**Given entries:**
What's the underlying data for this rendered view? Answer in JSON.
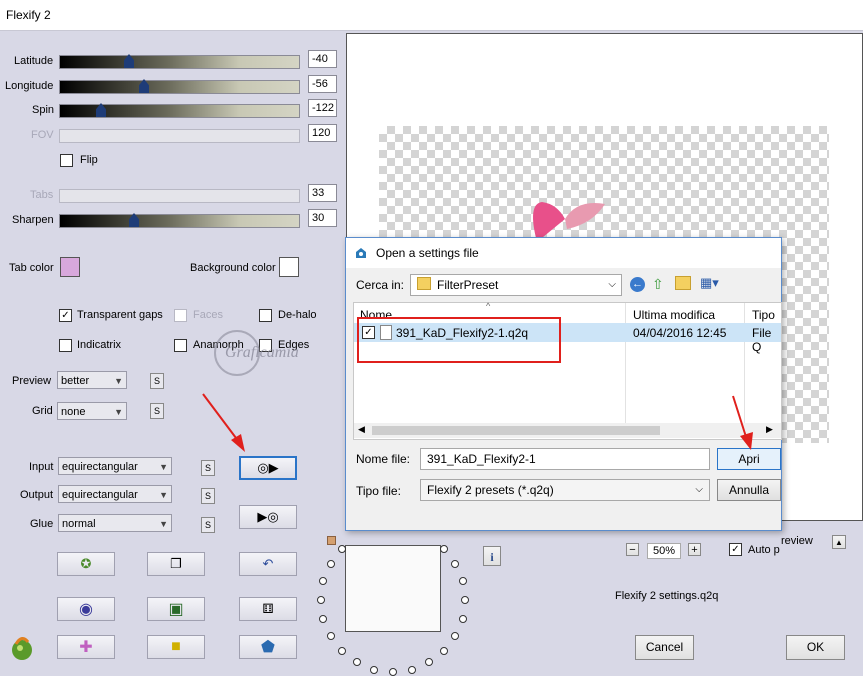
{
  "window": {
    "title": "Flexify 2"
  },
  "sliders": [
    {
      "label": "Latitude",
      "value": "-40",
      "fraction": 0.29,
      "disabled": false
    },
    {
      "label": "Longitude",
      "value": "-56",
      "fraction": 0.35,
      "disabled": false
    },
    {
      "label": "Spin",
      "value": "-122",
      "fraction": 0.17,
      "disabled": false
    },
    {
      "label": "FOV",
      "value": "120",
      "fraction": null,
      "disabled": true
    },
    {
      "label": "Tabs",
      "value": "33",
      "fraction": null,
      "disabled": true
    },
    {
      "label": "Sharpen",
      "value": "30",
      "fraction": 0.31,
      "disabled": false
    }
  ],
  "flip": {
    "label": "Flip",
    "checked": false
  },
  "tab_color": {
    "label": "Tab color",
    "color": "#d8a8dc"
  },
  "background_color": {
    "label": "Background color",
    "color": "#ffffff"
  },
  "options": {
    "transparent_gaps": {
      "label": "Transparent gaps",
      "checked": true
    },
    "faces": {
      "label": "Faces",
      "checked": false
    },
    "de_halo": {
      "label": "De-halo",
      "checked": false
    },
    "indicatrix": {
      "label": "Indicatrix",
      "checked": false
    },
    "anamorph": {
      "label": "Anamorph",
      "checked": false
    },
    "edges": {
      "label": "Edges",
      "checked": false
    }
  },
  "preview_select": {
    "label": "Preview",
    "value": "better"
  },
  "grid_select": {
    "label": "Grid",
    "value": "none"
  },
  "input_select": {
    "label": "Input",
    "value": "equirectangular"
  },
  "output_select": {
    "label": "Output",
    "value": "equirectangular"
  },
  "glue_select": {
    "label": "Glue",
    "value": "normal"
  },
  "s_button": "S",
  "info_button": "i",
  "zoom": {
    "minus": "−",
    "value": "50%",
    "plus": "+"
  },
  "auto_preview": {
    "label": "Auto p",
    "label_tail": "review",
    "checked": true
  },
  "settings_file": "Flexify 2 settings.q2q",
  "cancel_label": "Cancel",
  "ok_label": "OK",
  "watermark": "Graficamia",
  "dialog": {
    "title": "Open a settings file",
    "look_in_label": "Cerca in:",
    "look_in_value": "FilterPreset",
    "columns": {
      "name": "Nome",
      "modified": "Ultima modifica",
      "type": "Tipo"
    },
    "file": {
      "name": "391_KaD_Flexify2-1.q2q",
      "modified": "04/04/2016 12:45",
      "type": "File Q",
      "checked": true
    },
    "filename_label": "Nome file:",
    "filename_value": "391_KaD_Flexify2-1",
    "filetype_label": "Tipo file:",
    "filetype_value": "Flexify 2 presets (*.q2q)",
    "open_label": "Apri",
    "cancel_label": "Annulla"
  },
  "colors": {
    "accent_red": "#e0201c",
    "highlight_blue": "#2a74c8",
    "tab_color": "#d8a8dc"
  }
}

**To do:** Find all lines where the word "settings" appears. Copy them.

**Exercise answer:**
  "settings_file": "Flexify 2 settings.q2q",
    "title": "Open a settings file",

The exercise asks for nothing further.